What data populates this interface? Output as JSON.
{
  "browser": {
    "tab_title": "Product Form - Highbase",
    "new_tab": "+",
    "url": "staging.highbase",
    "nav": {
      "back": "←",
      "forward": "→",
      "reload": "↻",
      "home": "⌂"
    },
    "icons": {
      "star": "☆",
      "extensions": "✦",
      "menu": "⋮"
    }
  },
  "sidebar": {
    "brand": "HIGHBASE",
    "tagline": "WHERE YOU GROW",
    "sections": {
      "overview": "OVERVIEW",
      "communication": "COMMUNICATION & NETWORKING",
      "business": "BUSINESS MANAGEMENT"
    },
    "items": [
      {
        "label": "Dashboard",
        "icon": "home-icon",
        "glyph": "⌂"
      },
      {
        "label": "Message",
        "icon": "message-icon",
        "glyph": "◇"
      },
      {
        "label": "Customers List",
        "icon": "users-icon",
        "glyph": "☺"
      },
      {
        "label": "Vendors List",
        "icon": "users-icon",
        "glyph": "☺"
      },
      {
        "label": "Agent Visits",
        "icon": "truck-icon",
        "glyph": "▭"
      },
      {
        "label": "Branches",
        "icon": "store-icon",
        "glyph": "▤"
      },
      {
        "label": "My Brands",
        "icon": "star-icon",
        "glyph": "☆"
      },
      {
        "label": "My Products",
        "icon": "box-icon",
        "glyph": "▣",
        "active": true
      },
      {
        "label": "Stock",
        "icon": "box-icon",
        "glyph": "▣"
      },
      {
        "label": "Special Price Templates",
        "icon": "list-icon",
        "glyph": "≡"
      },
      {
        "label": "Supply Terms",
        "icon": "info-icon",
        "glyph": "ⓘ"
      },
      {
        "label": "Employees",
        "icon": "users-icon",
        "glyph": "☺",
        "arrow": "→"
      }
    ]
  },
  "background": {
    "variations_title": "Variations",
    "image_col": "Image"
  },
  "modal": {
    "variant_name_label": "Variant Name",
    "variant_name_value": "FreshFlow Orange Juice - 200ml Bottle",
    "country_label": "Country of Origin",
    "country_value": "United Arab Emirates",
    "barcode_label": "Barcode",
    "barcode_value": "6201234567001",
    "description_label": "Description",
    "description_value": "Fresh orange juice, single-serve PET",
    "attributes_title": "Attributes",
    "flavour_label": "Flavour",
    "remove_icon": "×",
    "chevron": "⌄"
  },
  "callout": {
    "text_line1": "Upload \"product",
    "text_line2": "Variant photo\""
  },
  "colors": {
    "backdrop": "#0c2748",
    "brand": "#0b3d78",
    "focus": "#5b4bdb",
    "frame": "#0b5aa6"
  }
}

____________________

## INSTRUCTION
Type out all of the material again, word for word.

## SOLUTION TO THIS EXERCISE
What data populates this interface? Output as JSON.
{
  "browser": {
    "tab_title": "Product Form - Highbase",
    "new_tab": "+",
    "url": "staging.highbase",
    "nav": {
      "back": "←",
      "forward": "→",
      "reload": "↻",
      "home": "⌂"
    },
    "icons": {
      "star": "☆",
      "extensions": "✦",
      "menu": "⋮"
    }
  },
  "sidebar": {
    "brand": "HIGHBASE",
    "tagline": "WHERE YOU GROW",
    "sections": {
      "overview": "OVERVIEW",
      "communication": "COMMUNICATION & NETWORKING",
      "business": "BUSINESS MANAGEMENT"
    },
    "items": [
      {
        "label": "Dashboard",
        "icon": "home-icon",
        "glyph": "⌂"
      },
      {
        "label": "Message",
        "icon": "message-icon",
        "glyph": "◇"
      },
      {
        "label": "Customers List",
        "icon": "users-icon",
        "glyph": "☺"
      },
      {
        "label": "Vendors List",
        "icon": "users-icon",
        "glyph": "☺"
      },
      {
        "label": "Agent Visits",
        "icon": "truck-icon",
        "glyph": "▭"
      },
      {
        "label": "Branches",
        "icon": "store-icon",
        "glyph": "▤"
      },
      {
        "label": "My Brands",
        "icon": "star-icon",
        "glyph": "☆"
      },
      {
        "label": "My Products",
        "icon": "box-icon",
        "glyph": "▣",
        "active": true
      },
      {
        "label": "Stock",
        "icon": "box-icon",
        "glyph": "▣"
      },
      {
        "label": "Special Price Templates",
        "icon": "list-icon",
        "glyph": "≡"
      },
      {
        "label": "Supply Terms",
        "icon": "info-icon",
        "glyph": "ⓘ"
      },
      {
        "label": "Employees",
        "icon": "users-icon",
        "glyph": "☺",
        "arrow": "→"
      }
    ]
  },
  "background": {
    "variations_title": "Variations",
    "image_col": "Image"
  },
  "modal": {
    "variant_name_label": "Variant Name",
    "variant_name_value": "FreshFlow Orange Juice - 200ml Bottle",
    "country_label": "Country of Origin",
    "country_value": "United Arab Emirates",
    "barcode_label": "Barcode",
    "barcode_value": "6201234567001",
    "description_label": "Description",
    "description_value": "Fresh orange juice, single-serve PET",
    "attributes_title": "Attributes",
    "flavour_label": "Flavour",
    "remove_icon": "×",
    "chevron": "⌄"
  },
  "callout": {
    "text_line1": "Upload \"product",
    "text_line2": "Variant photo\""
  },
  "colors": {
    "backdrop": "#0c2748",
    "brand": "#0b3d78",
    "focus": "#5b4bdb",
    "frame": "#0b5aa6"
  }
}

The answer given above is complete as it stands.